You are to retype all of the data exactly as it appears.

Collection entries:
═══
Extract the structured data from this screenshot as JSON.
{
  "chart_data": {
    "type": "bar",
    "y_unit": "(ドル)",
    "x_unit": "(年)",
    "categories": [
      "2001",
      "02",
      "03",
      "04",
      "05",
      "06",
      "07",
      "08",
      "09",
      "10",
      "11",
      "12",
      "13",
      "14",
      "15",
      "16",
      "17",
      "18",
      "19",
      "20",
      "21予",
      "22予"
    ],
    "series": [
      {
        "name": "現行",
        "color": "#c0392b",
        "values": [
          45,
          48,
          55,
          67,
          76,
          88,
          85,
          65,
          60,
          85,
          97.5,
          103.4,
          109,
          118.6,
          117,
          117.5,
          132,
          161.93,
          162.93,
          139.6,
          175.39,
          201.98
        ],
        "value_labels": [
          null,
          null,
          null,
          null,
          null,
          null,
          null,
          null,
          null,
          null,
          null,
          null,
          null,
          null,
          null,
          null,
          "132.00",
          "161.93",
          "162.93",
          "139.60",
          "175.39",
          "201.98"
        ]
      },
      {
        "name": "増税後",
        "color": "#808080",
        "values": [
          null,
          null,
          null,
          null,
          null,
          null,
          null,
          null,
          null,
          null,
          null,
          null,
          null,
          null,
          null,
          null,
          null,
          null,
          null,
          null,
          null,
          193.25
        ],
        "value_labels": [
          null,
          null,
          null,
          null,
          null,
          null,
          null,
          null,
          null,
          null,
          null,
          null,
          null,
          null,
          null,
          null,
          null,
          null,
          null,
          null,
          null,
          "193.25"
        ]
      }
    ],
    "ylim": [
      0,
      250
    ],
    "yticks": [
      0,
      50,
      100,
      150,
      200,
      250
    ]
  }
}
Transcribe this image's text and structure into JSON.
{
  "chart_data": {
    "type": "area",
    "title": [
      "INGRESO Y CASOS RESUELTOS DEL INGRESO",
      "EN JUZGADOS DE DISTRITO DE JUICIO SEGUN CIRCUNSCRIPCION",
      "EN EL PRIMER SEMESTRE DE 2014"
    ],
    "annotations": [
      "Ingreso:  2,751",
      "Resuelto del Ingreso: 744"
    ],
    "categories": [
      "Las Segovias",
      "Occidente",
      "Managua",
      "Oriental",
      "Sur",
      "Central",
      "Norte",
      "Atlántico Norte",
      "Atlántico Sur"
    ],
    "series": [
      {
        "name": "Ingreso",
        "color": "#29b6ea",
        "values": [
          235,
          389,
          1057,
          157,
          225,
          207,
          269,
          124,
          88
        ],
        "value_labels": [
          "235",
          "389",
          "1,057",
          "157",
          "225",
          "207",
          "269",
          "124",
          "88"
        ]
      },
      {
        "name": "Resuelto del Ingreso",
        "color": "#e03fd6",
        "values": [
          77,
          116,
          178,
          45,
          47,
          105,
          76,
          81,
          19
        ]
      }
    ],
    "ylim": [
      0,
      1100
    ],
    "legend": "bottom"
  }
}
═══
* _ANSWER TO THIS EXERCISE_:
Extract the structured data from this screenshot as JSON.
{
  "chart_data": {
    "type": "bar",
    "y_unit": "(ドル)",
    "x_unit": "(年)",
    "categories": [
      "2001",
      "02",
      "03",
      "04",
      "05",
      "06",
      "07",
      "08",
      "09",
      "10",
      "11",
      "12",
      "13",
      "14",
      "15",
      "16",
      "17",
      "18",
      "19",
      "20",
      "21予",
      "22予"
    ],
    "series": [
      {
        "name": "現行",
        "color": "#c0392b",
        "values": [
          45,
          48,
          55,
          67,
          76,
          88,
          85,
          65,
          60,
          85,
          97.5,
          103.4,
          109,
          118.6,
          117,
          117.5,
          132,
          161.93,
          162.93,
          139.6,
          175.39,
          201.98
        ],
        "value_labels": [
          null,
          null,
          null,
          null,
          null,
          null,
          null,
          null,
          null,
          null,
          null,
          null,
          null,
          null,
          null,
          null,
          "132.00",
          "161.93",
          "162.93",
          "139.60",
          "175.39",
          "201.98"
        ]
      },
      {
        "name": "増税後",
        "color": "#808080",
        "values": [
          null,
          null,
          null,
          null,
          null,
          null,
          null,
          null,
          null,
          null,
          null,
          null,
          null,
          null,
          null,
          null,
          null,
          null,
          null,
          null,
          null,
          193.25
        ],
        "value_labels": [
          null,
          null,
          null,
          null,
          null,
          null,
          null,
          null,
          null,
          null,
          null,
          null,
          null,
          null,
          null,
          null,
          null,
          null,
          null,
          null,
          null,
          "193.25"
        ]
      }
    ],
    "ylim": [
      0,
      250
    ],
    "yticks": [
      0,
      50,
      100,
      150,
      200,
      250
    ]
  }
}
Transcribe this image's text and structure into JSON.
{
  "chart_data": {
    "type": "area",
    "title": [
      "INGRESO Y CASOS RESUELTOS DEL INGRESO",
      "EN JUZGADOS DE DISTRITO DE JUICIO SEGUN CIRCUNSCRIPCION",
      "EN EL PRIMER SEMESTRE DE 2014"
    ],
    "annotations": [
      "Ingreso:  2,751",
      "Resuelto del Ingreso: 744"
    ],
    "categories": [
      "Las Segovias",
      "Occidente",
      "Managua",
      "Oriental",
      "Sur",
      "Central",
      "Norte",
      "Atlántico Norte",
      "Atlántico Sur"
    ],
    "series": [
      {
        "name": "Ingreso",
        "color": "#29b6ea",
        "values": [
          235,
          389,
          1057,
          157,
          225,
          207,
          269,
          124,
          88
        ],
        "value_labels": [
          "235",
          "389",
          "1,057",
          "157",
          "225",
          "207",
          "269",
          "124",
          "88"
        ]
      },
      {
        "name": "Resuelto del Ingreso",
        "color": "#e03fd6",
        "values": [
          77,
          116,
          178,
          45,
          47,
          105,
          76,
          81,
          19
        ]
      }
    ],
    "ylim": [
      0,
      1100
    ],
    "legend": "bottom"
  }
}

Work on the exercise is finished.